>> Start RECORD EXTRACTS

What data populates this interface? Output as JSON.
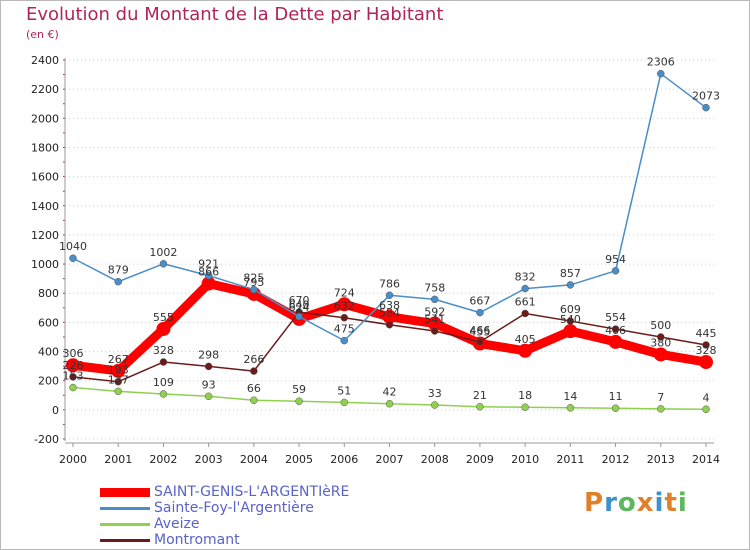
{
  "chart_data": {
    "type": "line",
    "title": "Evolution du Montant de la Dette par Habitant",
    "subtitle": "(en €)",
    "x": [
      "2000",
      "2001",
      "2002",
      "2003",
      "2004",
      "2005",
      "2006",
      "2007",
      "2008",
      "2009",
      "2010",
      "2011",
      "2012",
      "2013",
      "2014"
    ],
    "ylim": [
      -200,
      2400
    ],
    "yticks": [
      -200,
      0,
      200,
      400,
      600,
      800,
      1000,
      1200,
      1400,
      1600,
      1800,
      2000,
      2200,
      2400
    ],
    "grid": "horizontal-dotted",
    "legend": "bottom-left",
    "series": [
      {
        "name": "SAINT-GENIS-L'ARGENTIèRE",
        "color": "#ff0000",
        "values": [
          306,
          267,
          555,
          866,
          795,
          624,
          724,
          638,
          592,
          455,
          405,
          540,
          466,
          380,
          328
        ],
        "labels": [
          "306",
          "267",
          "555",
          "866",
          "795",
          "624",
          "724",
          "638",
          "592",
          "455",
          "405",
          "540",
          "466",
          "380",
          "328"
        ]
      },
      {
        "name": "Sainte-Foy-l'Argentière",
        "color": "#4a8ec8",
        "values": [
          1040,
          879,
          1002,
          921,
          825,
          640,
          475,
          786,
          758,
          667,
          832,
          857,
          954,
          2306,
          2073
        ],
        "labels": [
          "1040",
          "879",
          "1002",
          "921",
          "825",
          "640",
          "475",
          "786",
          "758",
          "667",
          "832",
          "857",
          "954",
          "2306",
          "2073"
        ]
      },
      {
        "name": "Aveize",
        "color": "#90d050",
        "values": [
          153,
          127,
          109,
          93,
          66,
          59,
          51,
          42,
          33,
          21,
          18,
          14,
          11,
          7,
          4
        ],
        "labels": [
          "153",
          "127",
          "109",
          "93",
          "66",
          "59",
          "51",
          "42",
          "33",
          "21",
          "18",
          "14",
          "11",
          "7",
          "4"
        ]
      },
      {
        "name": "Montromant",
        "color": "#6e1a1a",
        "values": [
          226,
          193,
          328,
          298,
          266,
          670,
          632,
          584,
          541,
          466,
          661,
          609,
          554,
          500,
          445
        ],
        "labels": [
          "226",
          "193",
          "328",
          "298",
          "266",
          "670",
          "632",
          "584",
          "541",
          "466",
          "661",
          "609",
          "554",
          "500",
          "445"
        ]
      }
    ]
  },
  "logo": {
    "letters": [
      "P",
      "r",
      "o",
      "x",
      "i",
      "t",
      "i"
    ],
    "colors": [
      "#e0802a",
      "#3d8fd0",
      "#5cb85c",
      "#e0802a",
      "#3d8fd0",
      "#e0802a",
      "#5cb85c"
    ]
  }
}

>> End RECORD EXTRACTS
>> Start RECORD EXTRACTS

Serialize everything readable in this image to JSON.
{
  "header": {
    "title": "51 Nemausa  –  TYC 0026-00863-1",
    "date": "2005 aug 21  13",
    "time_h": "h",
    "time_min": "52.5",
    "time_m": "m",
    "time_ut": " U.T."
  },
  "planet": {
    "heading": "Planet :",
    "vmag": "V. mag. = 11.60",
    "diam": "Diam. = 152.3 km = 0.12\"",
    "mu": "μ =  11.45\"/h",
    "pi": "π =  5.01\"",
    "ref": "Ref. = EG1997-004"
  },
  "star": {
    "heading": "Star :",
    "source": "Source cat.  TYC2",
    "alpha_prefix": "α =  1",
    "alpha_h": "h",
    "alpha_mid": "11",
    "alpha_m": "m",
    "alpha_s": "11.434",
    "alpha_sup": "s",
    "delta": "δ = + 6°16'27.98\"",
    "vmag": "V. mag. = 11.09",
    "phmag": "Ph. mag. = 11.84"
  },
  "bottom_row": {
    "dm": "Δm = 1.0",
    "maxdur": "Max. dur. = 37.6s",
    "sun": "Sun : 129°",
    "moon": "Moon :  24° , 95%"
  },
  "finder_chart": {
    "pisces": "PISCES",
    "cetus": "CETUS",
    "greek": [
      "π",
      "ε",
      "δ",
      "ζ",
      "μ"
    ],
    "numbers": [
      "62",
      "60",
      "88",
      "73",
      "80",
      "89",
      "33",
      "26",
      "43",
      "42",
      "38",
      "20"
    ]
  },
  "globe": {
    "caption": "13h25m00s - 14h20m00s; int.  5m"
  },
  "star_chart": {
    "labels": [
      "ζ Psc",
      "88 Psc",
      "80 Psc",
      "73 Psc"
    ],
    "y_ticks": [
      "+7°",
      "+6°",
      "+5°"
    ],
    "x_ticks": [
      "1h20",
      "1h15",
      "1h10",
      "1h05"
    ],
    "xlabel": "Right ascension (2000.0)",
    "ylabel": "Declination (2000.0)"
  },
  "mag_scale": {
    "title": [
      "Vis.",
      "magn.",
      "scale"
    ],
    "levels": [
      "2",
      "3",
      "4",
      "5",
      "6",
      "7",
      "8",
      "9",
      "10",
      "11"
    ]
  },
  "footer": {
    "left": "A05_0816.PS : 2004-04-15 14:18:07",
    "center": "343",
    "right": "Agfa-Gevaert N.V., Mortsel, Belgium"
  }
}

>> End RECORD EXTRACTS

» WRITTEN TASK
Every line of the records that includes the word "this" should be gathered.

» CORRECT OUTPUT
What data populates this interface? Output as JSON.
Serialize everything readable in this image to JSON.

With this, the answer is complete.